───── DATA SUPPLIED ─────

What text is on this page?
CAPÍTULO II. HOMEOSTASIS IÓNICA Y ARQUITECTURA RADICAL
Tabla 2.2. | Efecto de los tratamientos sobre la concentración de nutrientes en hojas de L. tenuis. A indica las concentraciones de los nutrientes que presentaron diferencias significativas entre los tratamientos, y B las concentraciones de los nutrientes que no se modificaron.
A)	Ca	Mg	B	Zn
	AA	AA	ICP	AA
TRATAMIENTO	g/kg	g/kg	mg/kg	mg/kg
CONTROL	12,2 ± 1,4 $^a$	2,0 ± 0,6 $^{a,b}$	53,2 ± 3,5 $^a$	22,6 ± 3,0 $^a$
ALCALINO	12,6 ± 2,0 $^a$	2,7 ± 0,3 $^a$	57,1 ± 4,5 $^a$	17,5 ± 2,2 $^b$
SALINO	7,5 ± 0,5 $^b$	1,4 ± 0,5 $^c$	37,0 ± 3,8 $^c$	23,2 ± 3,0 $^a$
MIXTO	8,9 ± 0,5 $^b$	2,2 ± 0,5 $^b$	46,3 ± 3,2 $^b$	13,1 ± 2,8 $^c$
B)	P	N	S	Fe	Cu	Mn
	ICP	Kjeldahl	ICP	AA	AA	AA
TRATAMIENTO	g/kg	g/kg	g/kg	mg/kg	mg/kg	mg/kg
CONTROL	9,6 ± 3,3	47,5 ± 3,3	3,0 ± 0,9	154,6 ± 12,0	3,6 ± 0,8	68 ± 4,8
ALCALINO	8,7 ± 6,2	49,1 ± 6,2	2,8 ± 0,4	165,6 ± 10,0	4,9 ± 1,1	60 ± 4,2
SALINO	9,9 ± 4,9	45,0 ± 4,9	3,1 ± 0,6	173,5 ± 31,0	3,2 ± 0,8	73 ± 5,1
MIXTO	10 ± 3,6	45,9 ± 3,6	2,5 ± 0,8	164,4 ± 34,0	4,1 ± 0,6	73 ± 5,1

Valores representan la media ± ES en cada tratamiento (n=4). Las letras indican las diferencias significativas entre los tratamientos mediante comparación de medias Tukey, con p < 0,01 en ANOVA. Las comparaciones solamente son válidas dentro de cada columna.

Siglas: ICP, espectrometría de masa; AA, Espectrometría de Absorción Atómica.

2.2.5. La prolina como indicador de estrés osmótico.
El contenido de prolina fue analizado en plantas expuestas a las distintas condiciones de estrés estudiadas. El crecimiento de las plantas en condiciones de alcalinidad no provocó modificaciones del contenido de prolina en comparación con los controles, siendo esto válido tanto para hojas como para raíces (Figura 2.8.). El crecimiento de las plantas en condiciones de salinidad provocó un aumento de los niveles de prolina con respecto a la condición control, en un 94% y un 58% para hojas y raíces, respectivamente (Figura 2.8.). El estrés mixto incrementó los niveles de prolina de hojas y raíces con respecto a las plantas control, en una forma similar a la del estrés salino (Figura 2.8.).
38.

─────

▶ _GIVEN INSTRUCTION_
Provide all the records again, word for word.

▶ _RESULT_
What text is on this page?
CAPÍTULO II. HOMEOSTASIS IÓNICA Y ARQUITECTURA RADICAL
Tabla 2.2. | Efecto de los tratamientos sobre la concentración de nutrientes en hojas de L. tenuis. A indica las concentraciones de los nutrientes que presentaron diferencias significativas entre los tratamientos, y B las concentraciones de los nutrientes que no se modificaron.
A)	Ca	Mg	B	Zn
	AA	AA	ICP	AA
TRATAMIENTO	g/kg	g/kg	mg/kg	mg/kg
CONTROL	12,2 ± 1,4 $^a$	2,0 ± 0,6 $^{a,b}$	53,2 ± 3,5 $^a$	22,6 ± 3,0 $^a$
ALCALINO	12,6 ± 2,0 $^a$	2,7 ± 0,3 $^a$	57,1 ± 4,5 $^a$	17,5 ± 2,2 $^b$
SALINO	7,5 ± 0,5 $^b$	1,4 ± 0,5 $^c$	37,0 ± 3,8 $^c$	23,2 ± 3,0 $^a$
MIXTO	8,9 ± 0,5 $^b$	2,2 ± 0,5 $^b$	46,3 ± 3,2 $^b$	13,1 ± 2,8 $^c$
B)	P	N	S	Fe	Cu	Mn
	ICP	Kjeldahl	ICP	AA	AA	AA
TRATAMIENTO	g/kg	g/kg	g/kg	mg/kg	mg/kg	mg/kg
CONTROL	9,6 ± 3,3	47,5 ± 3,3	3,0 ± 0,9	154,6 ± 12,0	3,6 ± 0,8	68 ± 4,8
ALCALINO	8,7 ± 6,2	49,1 ± 6,2	2,8 ± 0,4	165,6 ± 10,0	4,9 ± 1,1	60 ± 4,2
SALINO	9,9 ± 4,9	45,0 ± 4,9	3,1 ± 0,6	173,5 ± 31,0	3,2 ± 0,8	73 ± 5,1
MIXTO	10 ± 3,6	45,9 ± 3,6	2,5 ± 0,8	164,4 ± 34,0	4,1 ± 0,6	73 ± 5,1

Valores representan la media ± ES en cada tratamiento (n=4). Las letras indican las diferencias significativas entre los tratamientos mediante comparación de medias Tukey, con p < 0,01 en ANOVA. Las comparaciones solamente son válidas dentro de cada columna.

Siglas: ICP, espectrometría de masa; AA, Espectrometría de Absorción Atómica.

2.2.5. La prolina como indicador de estrés osmótico.
El contenido de prolina fue analizado en plantas expuestas a las distintas condiciones de estrés estudiadas. El crecimiento de las plantas en condiciones de alcalinidad no provocó modificaciones del contenido de prolina en comparación con los controles, siendo esto válido tanto para hojas como para raíces (Figura 2.8.). El crecimiento de las plantas en condiciones de salinidad provocó un aumento de los niveles de prolina con respecto a la condición control, en un 94% y un 58% para hojas y raíces, respectivamente (Figura 2.8.). El estrés mixto incrementó los niveles de prolina de hojas y raíces con respecto a las plantas control, en una forma similar a la del estrés salino (Figura 2.8.).
38.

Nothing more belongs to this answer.